• **PASSAGE SHOWN**
◇ ◇ ◇ ◇

But yea, Ryan Singer is the awesome.

------
JeffJenkins
It's worth checking out Don Norman's (the author of The Design of Everyday
Things) recommended reading list:

<http://www.jnd.org/recommended_readings.html>

I have yet to choose a book from the list that didn't leave me feeling much
more informed. If you click on a book in the list it jumps to a description of
why he thinks someone should read it.

I desperately want to get the Handbook of Human Factors and Ergonomics, but
it's just way too expensive:

<http://www.jnd.org/recommended_readings.html#000235>

------
jaimzob
"About Face" by Alan Cooper is far-and-away the best book I've read on
interaction design.

Don Norman's books are also worth a read (though more difficult to immediately
apply to creating software).

For general visual design "The Non-Designers Design Book" by Robin Williams is
an excellent tutorial to teach you how to be, as you say, "not horrible".

------
HeyLaughingBoy
I just started reading Cooper's _About Face_ and by chapter 2 it's already
changing how I think about UI design. Granted, I sucked at it, but still...

------
eagleal
Adding to the others.

You should understand the difference between Web design and UI/UX design: it's
like Monet/van Gogh versus Da Vinci.

◇ ◇ ◇ ◇

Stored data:
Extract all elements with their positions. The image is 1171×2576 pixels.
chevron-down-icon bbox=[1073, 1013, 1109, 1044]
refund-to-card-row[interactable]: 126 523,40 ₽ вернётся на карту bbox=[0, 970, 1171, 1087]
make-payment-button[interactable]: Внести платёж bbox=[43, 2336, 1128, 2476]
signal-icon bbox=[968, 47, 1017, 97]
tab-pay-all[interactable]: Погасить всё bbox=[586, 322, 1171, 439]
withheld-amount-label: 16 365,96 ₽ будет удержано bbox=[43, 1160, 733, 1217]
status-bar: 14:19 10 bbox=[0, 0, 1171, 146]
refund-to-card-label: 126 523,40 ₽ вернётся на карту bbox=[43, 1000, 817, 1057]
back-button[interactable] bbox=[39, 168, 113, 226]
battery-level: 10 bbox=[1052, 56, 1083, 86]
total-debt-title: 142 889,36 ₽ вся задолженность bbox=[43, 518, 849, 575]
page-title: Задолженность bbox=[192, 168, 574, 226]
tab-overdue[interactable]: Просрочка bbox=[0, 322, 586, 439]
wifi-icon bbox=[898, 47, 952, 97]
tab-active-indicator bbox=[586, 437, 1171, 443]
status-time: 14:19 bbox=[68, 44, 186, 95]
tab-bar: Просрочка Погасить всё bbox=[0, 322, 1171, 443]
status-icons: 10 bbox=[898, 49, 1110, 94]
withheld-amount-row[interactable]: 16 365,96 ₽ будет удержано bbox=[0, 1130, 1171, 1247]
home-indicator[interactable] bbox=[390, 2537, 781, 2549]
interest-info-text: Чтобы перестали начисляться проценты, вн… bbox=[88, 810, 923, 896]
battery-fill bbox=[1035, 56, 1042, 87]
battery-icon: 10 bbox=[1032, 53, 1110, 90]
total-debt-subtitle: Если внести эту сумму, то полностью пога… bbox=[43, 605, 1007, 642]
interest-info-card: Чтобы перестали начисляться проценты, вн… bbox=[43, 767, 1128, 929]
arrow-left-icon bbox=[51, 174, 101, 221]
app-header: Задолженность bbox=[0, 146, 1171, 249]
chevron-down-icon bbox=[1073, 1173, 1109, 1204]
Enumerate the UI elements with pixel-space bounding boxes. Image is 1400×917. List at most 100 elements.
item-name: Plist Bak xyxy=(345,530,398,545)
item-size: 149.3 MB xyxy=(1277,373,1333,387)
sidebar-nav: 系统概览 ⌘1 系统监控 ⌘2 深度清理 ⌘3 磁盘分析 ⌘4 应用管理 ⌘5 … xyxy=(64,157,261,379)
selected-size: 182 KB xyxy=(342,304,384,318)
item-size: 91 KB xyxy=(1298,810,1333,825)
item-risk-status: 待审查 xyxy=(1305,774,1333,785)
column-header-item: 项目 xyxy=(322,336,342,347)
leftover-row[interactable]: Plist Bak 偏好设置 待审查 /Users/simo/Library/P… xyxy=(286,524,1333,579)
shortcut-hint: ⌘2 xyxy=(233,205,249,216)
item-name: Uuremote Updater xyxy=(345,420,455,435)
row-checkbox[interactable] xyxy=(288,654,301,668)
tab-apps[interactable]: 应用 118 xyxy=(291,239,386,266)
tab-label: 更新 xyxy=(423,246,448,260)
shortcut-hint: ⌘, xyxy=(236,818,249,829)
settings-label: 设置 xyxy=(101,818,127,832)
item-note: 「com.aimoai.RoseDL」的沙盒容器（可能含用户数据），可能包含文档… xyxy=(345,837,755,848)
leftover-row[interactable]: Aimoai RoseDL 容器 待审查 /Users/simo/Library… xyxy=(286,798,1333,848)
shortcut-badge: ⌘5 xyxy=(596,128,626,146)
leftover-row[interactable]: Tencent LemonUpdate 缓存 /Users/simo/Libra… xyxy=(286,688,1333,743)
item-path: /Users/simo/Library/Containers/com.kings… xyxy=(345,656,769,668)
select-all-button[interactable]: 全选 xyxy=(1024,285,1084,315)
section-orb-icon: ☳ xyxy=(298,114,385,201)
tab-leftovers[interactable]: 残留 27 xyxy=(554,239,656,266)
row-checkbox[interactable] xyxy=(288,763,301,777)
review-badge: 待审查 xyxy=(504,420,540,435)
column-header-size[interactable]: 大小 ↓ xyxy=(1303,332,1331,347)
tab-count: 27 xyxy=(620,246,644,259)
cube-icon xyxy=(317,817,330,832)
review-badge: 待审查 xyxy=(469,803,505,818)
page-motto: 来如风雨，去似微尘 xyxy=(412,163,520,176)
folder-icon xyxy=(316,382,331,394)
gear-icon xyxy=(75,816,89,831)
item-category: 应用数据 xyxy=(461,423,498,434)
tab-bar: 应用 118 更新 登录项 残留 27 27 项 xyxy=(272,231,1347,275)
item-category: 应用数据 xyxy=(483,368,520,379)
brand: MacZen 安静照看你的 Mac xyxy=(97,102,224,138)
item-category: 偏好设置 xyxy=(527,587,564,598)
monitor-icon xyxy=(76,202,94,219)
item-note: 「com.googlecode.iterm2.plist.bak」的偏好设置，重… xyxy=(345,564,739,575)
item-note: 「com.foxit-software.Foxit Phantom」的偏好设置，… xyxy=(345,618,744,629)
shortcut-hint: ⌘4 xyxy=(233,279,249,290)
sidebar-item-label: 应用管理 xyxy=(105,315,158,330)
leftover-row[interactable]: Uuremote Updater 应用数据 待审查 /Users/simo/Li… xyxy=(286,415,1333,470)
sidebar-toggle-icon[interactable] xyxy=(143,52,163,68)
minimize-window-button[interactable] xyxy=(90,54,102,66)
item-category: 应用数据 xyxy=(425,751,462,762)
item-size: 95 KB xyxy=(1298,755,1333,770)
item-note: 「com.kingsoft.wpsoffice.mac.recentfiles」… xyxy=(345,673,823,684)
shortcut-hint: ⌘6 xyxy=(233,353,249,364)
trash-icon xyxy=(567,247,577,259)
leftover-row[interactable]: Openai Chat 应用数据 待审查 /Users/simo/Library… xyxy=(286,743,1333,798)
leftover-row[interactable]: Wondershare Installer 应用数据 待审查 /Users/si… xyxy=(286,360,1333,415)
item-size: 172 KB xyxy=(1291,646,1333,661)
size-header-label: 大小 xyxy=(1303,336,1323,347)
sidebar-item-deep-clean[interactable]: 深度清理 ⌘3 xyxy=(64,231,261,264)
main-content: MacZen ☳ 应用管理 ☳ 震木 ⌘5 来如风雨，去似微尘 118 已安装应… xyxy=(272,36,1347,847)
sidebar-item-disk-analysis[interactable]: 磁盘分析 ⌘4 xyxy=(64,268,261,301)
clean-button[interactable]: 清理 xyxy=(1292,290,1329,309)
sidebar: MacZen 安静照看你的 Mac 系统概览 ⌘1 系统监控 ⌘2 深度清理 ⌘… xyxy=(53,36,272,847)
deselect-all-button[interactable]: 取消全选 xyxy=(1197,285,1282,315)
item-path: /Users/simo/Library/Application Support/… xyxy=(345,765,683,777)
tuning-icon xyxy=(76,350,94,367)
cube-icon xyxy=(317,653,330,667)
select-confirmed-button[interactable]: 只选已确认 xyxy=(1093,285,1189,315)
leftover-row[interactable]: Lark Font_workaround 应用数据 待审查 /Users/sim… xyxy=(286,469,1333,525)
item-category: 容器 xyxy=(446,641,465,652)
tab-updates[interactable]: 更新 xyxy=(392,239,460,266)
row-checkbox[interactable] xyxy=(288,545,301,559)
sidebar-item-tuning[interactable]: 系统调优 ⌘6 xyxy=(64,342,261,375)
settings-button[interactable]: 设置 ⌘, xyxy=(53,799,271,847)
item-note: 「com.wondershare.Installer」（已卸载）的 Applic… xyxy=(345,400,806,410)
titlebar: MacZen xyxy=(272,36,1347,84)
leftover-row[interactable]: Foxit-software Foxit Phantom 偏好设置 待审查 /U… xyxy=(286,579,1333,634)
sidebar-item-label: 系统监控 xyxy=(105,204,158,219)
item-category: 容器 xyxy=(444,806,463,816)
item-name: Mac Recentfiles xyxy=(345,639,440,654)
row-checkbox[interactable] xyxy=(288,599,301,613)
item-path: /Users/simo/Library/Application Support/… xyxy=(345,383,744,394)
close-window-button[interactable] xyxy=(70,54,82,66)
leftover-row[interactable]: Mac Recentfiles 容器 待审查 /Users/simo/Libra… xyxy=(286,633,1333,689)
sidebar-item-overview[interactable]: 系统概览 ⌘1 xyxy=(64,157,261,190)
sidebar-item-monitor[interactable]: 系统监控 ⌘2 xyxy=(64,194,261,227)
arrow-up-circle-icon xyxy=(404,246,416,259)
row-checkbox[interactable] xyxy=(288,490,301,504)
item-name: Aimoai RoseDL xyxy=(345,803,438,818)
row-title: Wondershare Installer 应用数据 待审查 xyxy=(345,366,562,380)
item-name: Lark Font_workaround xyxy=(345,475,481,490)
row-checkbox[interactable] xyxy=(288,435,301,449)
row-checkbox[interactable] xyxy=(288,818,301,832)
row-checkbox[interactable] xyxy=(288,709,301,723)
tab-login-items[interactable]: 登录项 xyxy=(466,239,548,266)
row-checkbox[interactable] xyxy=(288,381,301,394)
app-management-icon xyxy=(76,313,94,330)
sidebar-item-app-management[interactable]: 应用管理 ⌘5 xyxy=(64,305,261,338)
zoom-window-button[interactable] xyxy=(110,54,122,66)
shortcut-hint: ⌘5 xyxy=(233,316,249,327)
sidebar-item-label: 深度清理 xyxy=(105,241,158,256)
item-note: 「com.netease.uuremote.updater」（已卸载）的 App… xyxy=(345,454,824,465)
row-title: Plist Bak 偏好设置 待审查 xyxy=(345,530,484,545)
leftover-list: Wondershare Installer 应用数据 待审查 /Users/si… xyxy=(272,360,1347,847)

◇ ◇ ◇ ◇

• **GIVEN PROBLEM A**
In the thread on design books, which book does jaimzob call the best one read on interaction design?
• **GIVEN PROBLEM B**
Please resume the thread on design books, picking up after its last sentence.

• **TASK OUTPUT A**
"About Face" by Alan Cooper.

• **TASK OUTPUT B**
In UIs you're crafting like an "engineer", while with general website design
(eg. most of the cases done by graphic designers) you're painting. Either way
practice is required (if you're a programmer you know this, you can't learn
programming only by reading books :).

Also if I may, I would recommend "Semiology of Graphics" by Jacques Bertin,
it's a reference to information design and visualization (if you plan to
design apps, you may want to give it a look).
[http://www.amazon.com/Semiology-Graphics-Diagrams-
Networks-M...](http://www.amazon.com/Semiology-Graphics-Diagrams-Networks-
Maps/dp/1589482611)

------
systemtrigger
Many YC startups have stunning design e.g. heroku, wufoo. When you come across
a beautiful site, open it in Firebug to see how it was done.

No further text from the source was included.